## [Required task]
In the material below, find each line holding the string "Immediacy" and copy it.

===== Extracted information

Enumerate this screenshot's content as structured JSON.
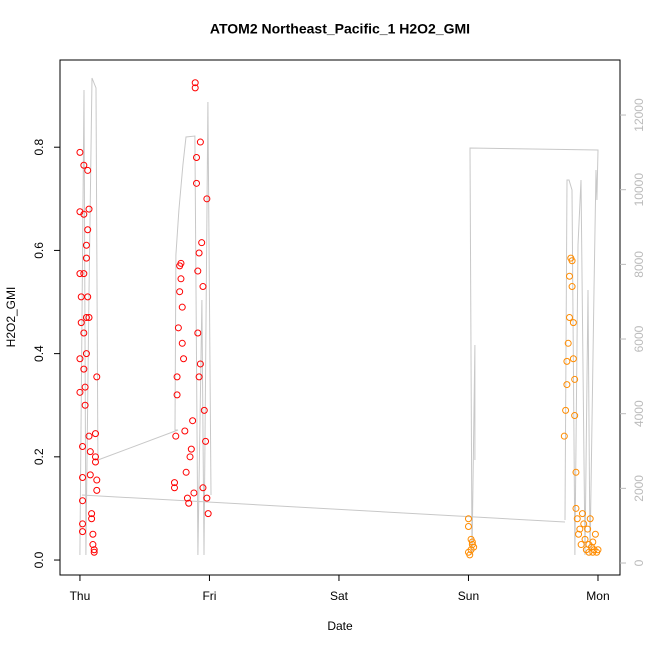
{
  "chart_data": {
    "type": "scatter",
    "title": "ATOM2 Northeast_Pacific_1 H2O2_GMI",
    "x_label": "Date",
    "y_label": "H2O2_GMI",
    "xlim": [
      -0.154,
      4.17
    ],
    "xticks": [
      {
        "value": 0,
        "label": "Thu"
      },
      {
        "value": 1,
        "label": "Fri"
      },
      {
        "value": 2,
        "label": "Sat"
      },
      {
        "value": 3,
        "label": "Sun"
      },
      {
        "value": 4,
        "label": "Mon"
      }
    ],
    "ylim": [
      -0.029,
      0.969
    ],
    "yticks": [
      {
        "value": 0,
        "label": "0.0"
      },
      0.2,
      0.4,
      0.6,
      0.8
    ],
    "y2lim": [
      -321,
      13474
    ],
    "y2ticks": [
      0,
      2000,
      4000,
      6000,
      8000,
      10000,
      12000
    ],
    "y2_color": "#bbbbbb",
    "series": [
      {
        "type": "line",
        "axis": "y2",
        "color": "#c8c8c8",
        "x": [
          0,
          0.031,
          0.046,
          0.069,
          0.093,
          0.124,
          0.139,
          0.757,
          0.734,
          0.741,
          0.764,
          0.795,
          0.819,
          0.888,
          0.911,
          0.942,
          0.958,
          0.988,
          1.012,
          null,
          0.015,
          3.745,
          null,
          3.05,
          3.05,
          3.027,
          3.012,
          4.0,
          3.992,
          3.985,
          3.969,
          3.938,
          3.923,
          3.9,
          3.869,
          3.846,
          3.822,
          3.799,
          3.776,
          3.761,
          3.745
        ],
        "values": [
          214,
          12671,
          214,
          7045,
          12992,
          12724,
          2759,
          3563,
          3563,
          8251,
          9456,
          10662,
          11412,
          11439,
          214,
          7045,
          214,
          12349,
          1822,
          null,
          1822,
          1098,
          null,
          2759,
          5840,
          214,
          11117,
          11064,
          9724,
          10528,
          7313,
          214,
          7313,
          214,
          10260,
          8519,
          214,
          9992,
          10260,
          10260,
          1152
        ]
      },
      {
        "type": "scatter",
        "color": "#ff0000",
        "x": [
          0.0,
          0.0,
          0.0,
          0.01,
          0.01,
          0.0,
          0.0,
          0.02,
          0.02,
          0.02,
          0.02,
          0.02,
          0.03,
          0.03,
          0.03,
          0.03,
          0.03,
          0.04,
          0.04,
          0.05,
          0.05,
          0.05,
          0.05,
          0.06,
          0.06,
          0.06,
          0.07,
          0.07,
          0.07,
          0.08,
          0.08,
          0.09,
          0.09,
          0.1,
          0.1,
          0.11,
          0.11,
          0.12,
          0.12,
          0.12,
          0.13,
          0.13,
          0.13,
          0.73,
          0.73,
          0.74,
          0.75,
          0.75,
          0.76,
          0.77,
          0.77,
          0.78,
          0.78,
          0.79,
          0.79,
          0.8,
          0.81,
          0.82,
          0.83,
          0.84,
          0.85,
          0.86,
          0.87,
          0.88,
          0.89,
          0.89,
          0.9,
          0.9,
          0.91,
          0.91,
          0.92,
          0.93,
          0.94,
          0.95,
          0.96,
          0.97,
          0.98,
          0.98,
          0.99,
          0.95,
          0.93,
          0.92
        ],
        "values": [
          0.79,
          0.675,
          0.555,
          0.51,
          0.46,
          0.39,
          0.325,
          0.22,
          0.16,
          0.115,
          0.07,
          0.055,
          0.765,
          0.67,
          0.555,
          0.44,
          0.37,
          0.335,
          0.3,
          0.61,
          0.585,
          0.47,
          0.4,
          0.755,
          0.64,
          0.51,
          0.68,
          0.47,
          0.24,
          0.21,
          0.165,
          0.09,
          0.08,
          0.05,
          0.03,
          0.015,
          0.02,
          0.245,
          0.2,
          0.19,
          0.355,
          0.155,
          0.135,
          0.15,
          0.14,
          0.24,
          0.32,
          0.355,
          0.45,
          0.52,
          0.57,
          0.575,
          0.545,
          0.49,
          0.42,
          0.39,
          0.25,
          0.17,
          0.12,
          0.11,
          0.2,
          0.215,
          0.27,
          0.13,
          0.925,
          0.915,
          0.78,
          0.73,
          0.44,
          0.56,
          0.595,
          0.81,
          0.615,
          0.53,
          0.29,
          0.23,
          0.7,
          0.12,
          0.09,
          0.14,
          0.38,
          0.355
        ]
      },
      {
        "type": "scatter",
        "color": "#ff8c00",
        "x": [
          3.0,
          3.0,
          3.0,
          3.01,
          3.02,
          3.02,
          3.03,
          3.03,
          3.04,
          3.74,
          3.75,
          3.76,
          3.76,
          3.77,
          3.78,
          3.78,
          3.79,
          3.8,
          3.8,
          3.81,
          3.81,
          3.82,
          3.82,
          3.83,
          3.83,
          3.84,
          3.85,
          3.86,
          3.87,
          3.88,
          3.89,
          3.9,
          3.91,
          3.92,
          3.93,
          3.94,
          3.95,
          3.96,
          3.97,
          3.98,
          3.99,
          4.0,
          3.96,
          3.93
        ],
        "values": [
          0.08,
          0.065,
          0.015,
          0.01,
          0.04,
          0.02,
          0.03,
          0.035,
          0.025,
          0.24,
          0.29,
          0.385,
          0.34,
          0.42,
          0.47,
          0.55,
          0.585,
          0.58,
          0.53,
          0.46,
          0.39,
          0.35,
          0.28,
          0.17,
          0.1,
          0.08,
          0.05,
          0.06,
          0.03,
          0.09,
          0.07,
          0.04,
          0.02,
          0.06,
          0.03,
          0.08,
          0.025,
          0.015,
          0.02,
          0.05,
          0.015,
          0.02,
          0.035,
          0.015
        ]
      }
    ]
  }
}
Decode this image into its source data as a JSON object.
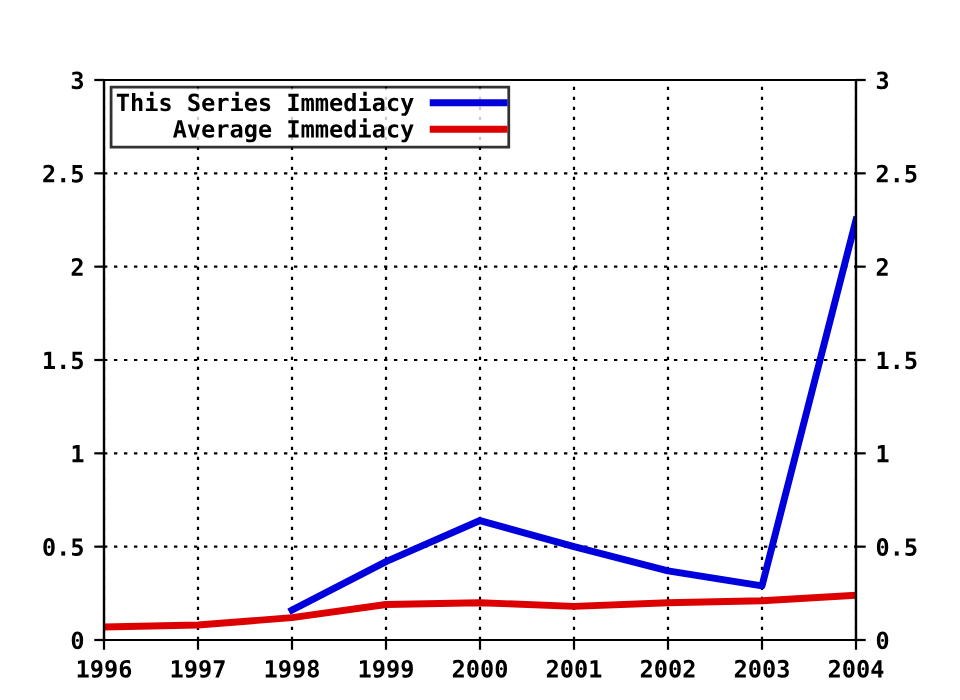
{
  "chart_data": {
    "type": "line",
    "x": [
      1996,
      1997,
      1998,
      1999,
      2000,
      2001,
      2002,
      2003,
      2004
    ],
    "series": [
      {
        "name": "This Series Immediacy",
        "color": "#0000dd",
        "values": [
          null,
          null,
          0.16,
          0.42,
          0.64,
          0.5,
          0.37,
          0.29,
          2.25
        ]
      },
      {
        "name": "Average Immediacy",
        "color": "#dd0000",
        "values": [
          0.07,
          0.08,
          0.12,
          0.19,
          0.2,
          0.18,
          0.2,
          0.21,
          0.24
        ]
      }
    ],
    "xlim": [
      1996,
      2004
    ],
    "xticks": [
      1996,
      1997,
      1998,
      1999,
      2000,
      2001,
      2002,
      2003,
      2004
    ],
    "ylim": [
      0,
      3
    ],
    "yticks": [
      0,
      0.5,
      1,
      1.5,
      2,
      2.5,
      3
    ],
    "y2lim": [
      0,
      3
    ],
    "y2ticks": [
      0,
      0.5,
      1,
      1.5,
      2,
      2.5,
      3
    ],
    "grid": true,
    "legend": "top left",
    "marker": "none",
    "line_style": "solid"
  }
}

==========

## [Reply to the task]
        "name": "This Series Immediacy",
        "name": "Average Immediacy",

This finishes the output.